Records shown:
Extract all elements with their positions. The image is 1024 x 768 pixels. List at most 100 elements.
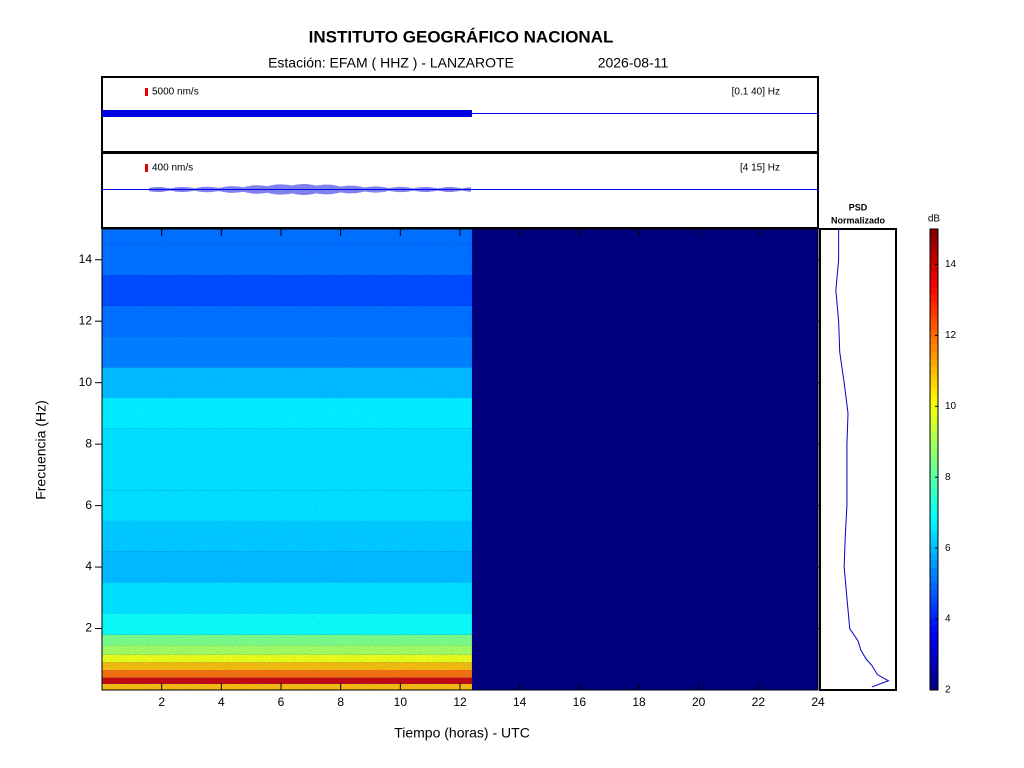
colorbar-tick-label: 8 <box>945 472 951 483</box>
chart-title: INSTITUTO GEOGRÁFICO NACIONAL <box>309 27 614 46</box>
colorbar-step <box>930 279 938 288</box>
x-tick-label: 16 <box>573 695 587 709</box>
colorbar-step <box>930 344 938 352</box>
colorbar-tick-label: 2 <box>945 685 951 696</box>
x-tick-label: 10 <box>394 695 408 709</box>
y-tick-label: 6 <box>85 498 92 512</box>
colorbar-step <box>930 308 938 316</box>
colorbar-step <box>930 481 938 489</box>
colorbar-label: dB <box>928 214 941 225</box>
colorbar-step <box>930 682 938 691</box>
y-tick-label: 12 <box>79 313 93 327</box>
y-tick-label: 8 <box>85 436 92 450</box>
colorbar-step <box>930 610 938 619</box>
colorbar-step <box>930 301 938 309</box>
colorbar-step <box>930 401 938 410</box>
trace-signal <box>149 184 471 195</box>
colorbar-step <box>930 243 938 252</box>
colorbar-step <box>930 538 938 547</box>
colorbar-step <box>930 315 938 324</box>
colorbar-step <box>930 646 938 655</box>
trace-band: [4 15] Hz <box>740 163 780 174</box>
colorbar-step <box>930 380 938 388</box>
colorbar-step <box>930 365 938 374</box>
colorbar-step <box>930 358 938 367</box>
x-tick-label: 22 <box>752 695 766 709</box>
colorbar-step <box>930 409 938 417</box>
date: 2026-08-11 <box>598 55 669 71</box>
colorbar-tick-label: 10 <box>945 401 957 412</box>
colorbar-step <box>930 437 938 446</box>
colorbar-step <box>930 430 938 439</box>
colorbar-step <box>930 236 938 244</box>
trace-signal <box>102 110 472 117</box>
trace-scale: 5000 nm/s <box>152 87 199 98</box>
colorbar-step <box>930 416 938 424</box>
x-tick-label: 2 <box>158 695 165 709</box>
colorbar-step <box>930 265 938 273</box>
y-tick-label: 4 <box>85 559 92 573</box>
spectrogram <box>102 229 472 690</box>
colorbar-step <box>930 603 938 612</box>
colorbar-step <box>930 509 938 518</box>
x-axis-label: Tiempo (horas) - UTC <box>394 725 530 741</box>
x-tick-label: 14 <box>513 695 527 709</box>
colorbar-step <box>930 632 938 641</box>
colorbar-step <box>930 452 938 460</box>
colorbar-step <box>930 445 938 453</box>
colorbar-step <box>930 653 938 662</box>
colorbar-step <box>930 639 938 648</box>
psd-label: PSD <box>849 202 868 212</box>
colorbar-step <box>930 473 938 482</box>
colorbar-step <box>930 574 938 583</box>
trace-band: [0.1 40] Hz <box>732 87 780 98</box>
colorbar-step <box>930 322 938 331</box>
psd-panel <box>819 228 897 691</box>
colorbar-step <box>930 351 938 360</box>
colorbar-step <box>930 257 938 266</box>
colorbar-frame <box>929 228 939 691</box>
colorbar-tick-label: 6 <box>945 543 951 554</box>
psd-label: Normalizado <box>831 215 886 225</box>
colorbar-step <box>930 250 938 259</box>
colorbar-step <box>930 387 938 396</box>
colorbar-step <box>930 675 938 684</box>
x-tick-label: 4 <box>218 695 225 709</box>
colorbar-step <box>930 466 938 475</box>
colorbar-step <box>930 545 938 554</box>
colorbar-step <box>930 329 938 338</box>
colorbar-step <box>930 531 938 540</box>
colorbar-step <box>930 394 938 403</box>
x-tick-label: 8 <box>337 695 344 709</box>
x-tick-label: 24 <box>811 695 825 709</box>
colorbar-step <box>930 661 938 669</box>
colorbar-step <box>930 589 938 597</box>
colorbar-step <box>930 286 938 295</box>
x-tick-label: 18 <box>632 695 646 709</box>
colorbar-step <box>930 337 938 345</box>
colorbar-step <box>930 560 938 569</box>
colorbar-step <box>930 581 938 590</box>
x-tick-label: 12 <box>453 695 467 709</box>
colorbar-step <box>930 625 938 633</box>
colorbar-tick-label: 4 <box>945 614 951 625</box>
colorbar-step <box>930 553 938 561</box>
colorbar-step <box>930 459 938 468</box>
colorbar-step <box>930 567 938 576</box>
trace-scale-bar <box>145 88 148 96</box>
colorbar-step <box>930 668 938 677</box>
y-tick-label: 14 <box>79 252 93 266</box>
y-tick-label: 2 <box>85 621 92 635</box>
colorbar-step <box>930 272 938 280</box>
colorbar-step <box>930 596 938 605</box>
x-tick-label: 20 <box>692 695 706 709</box>
y-axis-label: Frecuencia (Hz) <box>33 400 49 500</box>
colorbar-tick-label: 12 <box>945 330 957 341</box>
colorbar-step <box>930 517 938 525</box>
colorbar-step <box>930 495 938 504</box>
station: Estación: EFAM ( HHZ ) - LANZAROTE <box>268 55 514 71</box>
y-tick-label: 10 <box>79 375 93 389</box>
colorbar-step <box>930 617 938 626</box>
colorbar-step <box>930 423 938 432</box>
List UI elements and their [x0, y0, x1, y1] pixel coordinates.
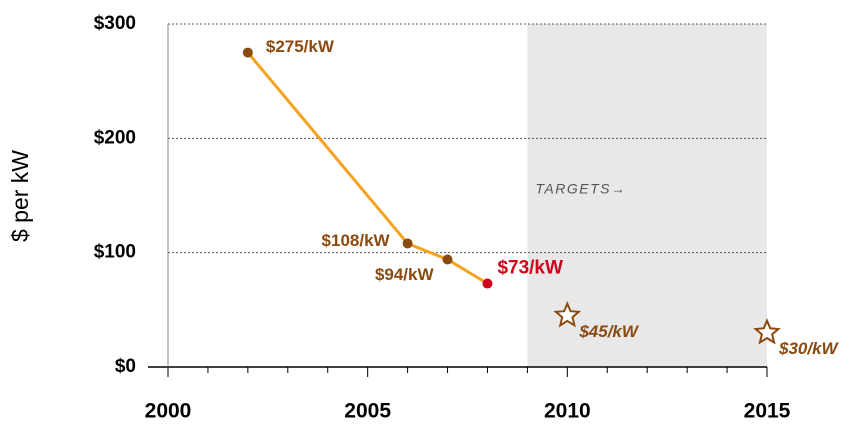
value-label: $73/kW [497, 258, 563, 279]
target-marker [553, 300, 582, 328]
annotation: TARGETS→ [535, 180, 626, 196]
y-tick-label: $0 [115, 356, 136, 377]
point [482, 278, 493, 289]
y-tick-label: $300 [94, 13, 136, 34]
y-tick-label: $100 [94, 242, 136, 263]
point [442, 254, 453, 265]
y-axis-label: $ per kW [7, 150, 33, 242]
value-label: $94/kW [375, 265, 435, 284]
x-tick-label: 2000 [145, 400, 192, 423]
value-label: $30/kW [778, 339, 840, 358]
value-label: $45/kW [578, 322, 640, 341]
point [242, 47, 253, 58]
y-tick-label: $200 [94, 127, 136, 148]
point [402, 238, 413, 249]
line [246, 51, 489, 285]
value-label: $275/kW [266, 37, 335, 56]
value-label: $108/kW [322, 231, 391, 250]
x-tick-label: 2010 [544, 400, 591, 423]
target-marker [753, 318, 781, 345]
x-tick-label: 2005 [344, 400, 391, 423]
x-tick-label: 2015 [744, 400, 791, 423]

Problem to work on:
Pull out every line of the entries above that contains the string "trace", treating uppercase and lowercase as different.

Solution to the exercise:
trace-signal <box>149 184 471 195</box>
trace-band: [4 15] Hz <box>740 163 780 174</box>
trace-signal <box>102 110 472 117</box>
trace-scale: 5000 nm/s <box>152 87 199 98</box>
trace-band: [0.1 40] Hz <box>732 87 780 98</box>
trace-scale-bar <box>145 88 148 96</box>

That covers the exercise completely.